### Set problem
Copy every line from the records below that holds the word "Hodson".

### Exercise data
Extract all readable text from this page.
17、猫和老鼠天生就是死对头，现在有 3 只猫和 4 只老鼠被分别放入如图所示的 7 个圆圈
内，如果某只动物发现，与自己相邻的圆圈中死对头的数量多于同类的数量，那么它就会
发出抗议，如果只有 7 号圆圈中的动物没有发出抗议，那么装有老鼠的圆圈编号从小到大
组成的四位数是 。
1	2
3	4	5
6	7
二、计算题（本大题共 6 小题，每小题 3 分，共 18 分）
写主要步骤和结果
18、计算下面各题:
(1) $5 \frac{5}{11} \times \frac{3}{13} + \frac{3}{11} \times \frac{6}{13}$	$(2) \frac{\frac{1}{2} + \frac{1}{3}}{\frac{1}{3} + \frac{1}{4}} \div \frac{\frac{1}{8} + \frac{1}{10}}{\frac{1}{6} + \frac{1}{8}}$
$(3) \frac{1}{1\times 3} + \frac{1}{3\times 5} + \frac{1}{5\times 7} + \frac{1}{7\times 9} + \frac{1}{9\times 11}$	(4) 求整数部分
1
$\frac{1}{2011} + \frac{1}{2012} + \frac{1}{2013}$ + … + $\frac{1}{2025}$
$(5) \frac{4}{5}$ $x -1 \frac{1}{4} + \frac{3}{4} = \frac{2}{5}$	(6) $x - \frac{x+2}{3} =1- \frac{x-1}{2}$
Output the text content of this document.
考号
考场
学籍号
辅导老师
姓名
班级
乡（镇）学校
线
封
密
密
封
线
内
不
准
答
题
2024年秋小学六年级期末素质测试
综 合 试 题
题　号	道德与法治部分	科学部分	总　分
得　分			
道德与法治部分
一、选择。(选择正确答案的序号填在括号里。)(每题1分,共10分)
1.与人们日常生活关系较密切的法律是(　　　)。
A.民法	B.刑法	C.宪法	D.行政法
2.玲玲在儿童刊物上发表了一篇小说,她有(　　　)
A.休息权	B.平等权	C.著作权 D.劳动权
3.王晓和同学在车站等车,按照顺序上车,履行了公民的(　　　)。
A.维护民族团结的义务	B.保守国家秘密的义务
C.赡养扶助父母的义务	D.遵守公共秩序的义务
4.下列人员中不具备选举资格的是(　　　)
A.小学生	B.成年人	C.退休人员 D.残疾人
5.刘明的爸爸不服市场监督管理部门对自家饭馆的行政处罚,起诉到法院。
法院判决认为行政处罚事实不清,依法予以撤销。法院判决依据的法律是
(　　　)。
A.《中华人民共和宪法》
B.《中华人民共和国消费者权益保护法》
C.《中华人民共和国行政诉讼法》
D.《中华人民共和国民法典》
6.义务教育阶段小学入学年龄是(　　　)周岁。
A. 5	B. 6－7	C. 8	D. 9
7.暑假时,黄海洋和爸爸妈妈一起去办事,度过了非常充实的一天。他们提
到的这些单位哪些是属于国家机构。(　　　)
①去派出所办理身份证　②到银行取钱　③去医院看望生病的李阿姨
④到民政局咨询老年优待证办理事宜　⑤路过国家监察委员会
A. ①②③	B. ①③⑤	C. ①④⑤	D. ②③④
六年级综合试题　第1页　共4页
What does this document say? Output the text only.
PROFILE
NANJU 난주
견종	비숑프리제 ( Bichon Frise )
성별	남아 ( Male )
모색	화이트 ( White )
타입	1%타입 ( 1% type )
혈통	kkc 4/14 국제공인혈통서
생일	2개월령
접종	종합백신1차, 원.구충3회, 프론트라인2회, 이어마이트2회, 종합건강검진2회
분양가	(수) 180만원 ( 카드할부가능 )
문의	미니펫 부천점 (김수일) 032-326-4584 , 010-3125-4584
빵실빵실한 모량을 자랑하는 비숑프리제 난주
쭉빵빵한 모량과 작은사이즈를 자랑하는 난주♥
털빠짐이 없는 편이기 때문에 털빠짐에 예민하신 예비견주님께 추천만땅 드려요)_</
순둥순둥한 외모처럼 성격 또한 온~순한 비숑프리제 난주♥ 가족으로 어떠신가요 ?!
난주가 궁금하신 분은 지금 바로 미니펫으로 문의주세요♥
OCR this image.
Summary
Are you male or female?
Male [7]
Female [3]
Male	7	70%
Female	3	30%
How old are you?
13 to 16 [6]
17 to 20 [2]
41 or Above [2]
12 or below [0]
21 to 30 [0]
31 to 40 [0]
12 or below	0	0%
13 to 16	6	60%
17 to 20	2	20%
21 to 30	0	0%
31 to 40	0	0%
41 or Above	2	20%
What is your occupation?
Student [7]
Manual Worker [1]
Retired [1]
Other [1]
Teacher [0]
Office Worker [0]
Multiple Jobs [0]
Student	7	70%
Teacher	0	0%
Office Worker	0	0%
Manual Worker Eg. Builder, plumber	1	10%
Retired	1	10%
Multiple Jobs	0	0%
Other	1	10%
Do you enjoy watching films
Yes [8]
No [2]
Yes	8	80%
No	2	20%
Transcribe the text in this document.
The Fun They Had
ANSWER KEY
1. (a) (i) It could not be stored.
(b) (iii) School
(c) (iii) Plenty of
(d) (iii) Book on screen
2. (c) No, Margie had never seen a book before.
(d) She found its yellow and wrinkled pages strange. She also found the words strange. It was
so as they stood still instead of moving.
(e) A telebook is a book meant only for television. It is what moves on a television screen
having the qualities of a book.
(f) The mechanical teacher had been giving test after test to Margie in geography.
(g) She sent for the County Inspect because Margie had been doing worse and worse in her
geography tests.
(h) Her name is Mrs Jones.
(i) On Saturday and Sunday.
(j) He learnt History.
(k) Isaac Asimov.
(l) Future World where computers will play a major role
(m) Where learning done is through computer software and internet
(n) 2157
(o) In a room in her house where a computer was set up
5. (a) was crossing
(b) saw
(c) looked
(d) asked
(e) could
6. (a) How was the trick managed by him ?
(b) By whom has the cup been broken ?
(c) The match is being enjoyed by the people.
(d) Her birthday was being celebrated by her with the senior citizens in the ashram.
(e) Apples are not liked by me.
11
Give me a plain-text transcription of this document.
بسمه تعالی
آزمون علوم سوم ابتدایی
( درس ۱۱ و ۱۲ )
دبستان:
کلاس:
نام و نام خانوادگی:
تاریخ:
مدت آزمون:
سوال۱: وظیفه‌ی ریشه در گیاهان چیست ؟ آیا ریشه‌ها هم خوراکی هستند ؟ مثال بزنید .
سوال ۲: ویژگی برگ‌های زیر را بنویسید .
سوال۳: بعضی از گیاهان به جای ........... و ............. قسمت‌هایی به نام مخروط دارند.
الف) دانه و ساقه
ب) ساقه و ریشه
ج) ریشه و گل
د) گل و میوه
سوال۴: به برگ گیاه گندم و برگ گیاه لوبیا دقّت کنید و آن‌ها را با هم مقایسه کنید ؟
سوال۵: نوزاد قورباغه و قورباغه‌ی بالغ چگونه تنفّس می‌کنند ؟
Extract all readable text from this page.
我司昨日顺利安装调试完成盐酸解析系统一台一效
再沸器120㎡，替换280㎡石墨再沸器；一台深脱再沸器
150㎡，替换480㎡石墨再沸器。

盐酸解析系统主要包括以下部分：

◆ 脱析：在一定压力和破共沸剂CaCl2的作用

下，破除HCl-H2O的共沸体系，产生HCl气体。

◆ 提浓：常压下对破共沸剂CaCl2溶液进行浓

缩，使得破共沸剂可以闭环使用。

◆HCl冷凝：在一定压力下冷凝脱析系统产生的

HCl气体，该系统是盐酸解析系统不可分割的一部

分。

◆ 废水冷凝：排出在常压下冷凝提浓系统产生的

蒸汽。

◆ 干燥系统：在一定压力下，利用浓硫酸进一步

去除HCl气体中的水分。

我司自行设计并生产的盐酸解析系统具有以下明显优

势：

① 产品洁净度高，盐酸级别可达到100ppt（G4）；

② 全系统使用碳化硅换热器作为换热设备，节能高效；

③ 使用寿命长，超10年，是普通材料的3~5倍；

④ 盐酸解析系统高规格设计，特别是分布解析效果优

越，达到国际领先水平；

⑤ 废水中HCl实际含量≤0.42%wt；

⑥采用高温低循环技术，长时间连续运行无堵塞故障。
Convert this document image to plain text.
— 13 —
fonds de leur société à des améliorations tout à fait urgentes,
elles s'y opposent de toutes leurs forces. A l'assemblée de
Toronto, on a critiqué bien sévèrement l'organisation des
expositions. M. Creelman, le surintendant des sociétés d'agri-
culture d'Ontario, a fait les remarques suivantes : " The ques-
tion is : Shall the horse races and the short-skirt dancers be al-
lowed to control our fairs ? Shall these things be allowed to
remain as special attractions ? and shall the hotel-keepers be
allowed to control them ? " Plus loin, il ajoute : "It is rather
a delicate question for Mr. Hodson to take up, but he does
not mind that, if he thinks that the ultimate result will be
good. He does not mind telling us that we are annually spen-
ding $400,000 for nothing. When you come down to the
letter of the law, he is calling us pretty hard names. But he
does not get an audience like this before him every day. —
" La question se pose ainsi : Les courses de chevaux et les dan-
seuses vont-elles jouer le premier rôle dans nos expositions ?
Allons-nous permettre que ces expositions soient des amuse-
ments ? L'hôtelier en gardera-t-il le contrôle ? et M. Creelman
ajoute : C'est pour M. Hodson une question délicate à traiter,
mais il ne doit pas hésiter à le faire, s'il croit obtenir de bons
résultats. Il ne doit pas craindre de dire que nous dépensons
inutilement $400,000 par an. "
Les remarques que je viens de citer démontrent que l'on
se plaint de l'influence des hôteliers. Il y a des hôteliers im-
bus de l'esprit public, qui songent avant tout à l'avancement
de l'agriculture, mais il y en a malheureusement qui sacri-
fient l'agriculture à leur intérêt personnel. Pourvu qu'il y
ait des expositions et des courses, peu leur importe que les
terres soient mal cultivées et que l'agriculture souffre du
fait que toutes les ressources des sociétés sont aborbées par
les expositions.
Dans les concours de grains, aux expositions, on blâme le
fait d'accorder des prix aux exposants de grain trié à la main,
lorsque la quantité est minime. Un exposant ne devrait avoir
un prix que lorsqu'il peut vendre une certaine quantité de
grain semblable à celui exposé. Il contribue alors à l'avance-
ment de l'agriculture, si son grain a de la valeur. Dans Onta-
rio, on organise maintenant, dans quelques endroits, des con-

### Right answer
a delicate question for Mr. Hodson to take up, but he does
ajoute : C'est pour M. Hodson une question délicate à traiter,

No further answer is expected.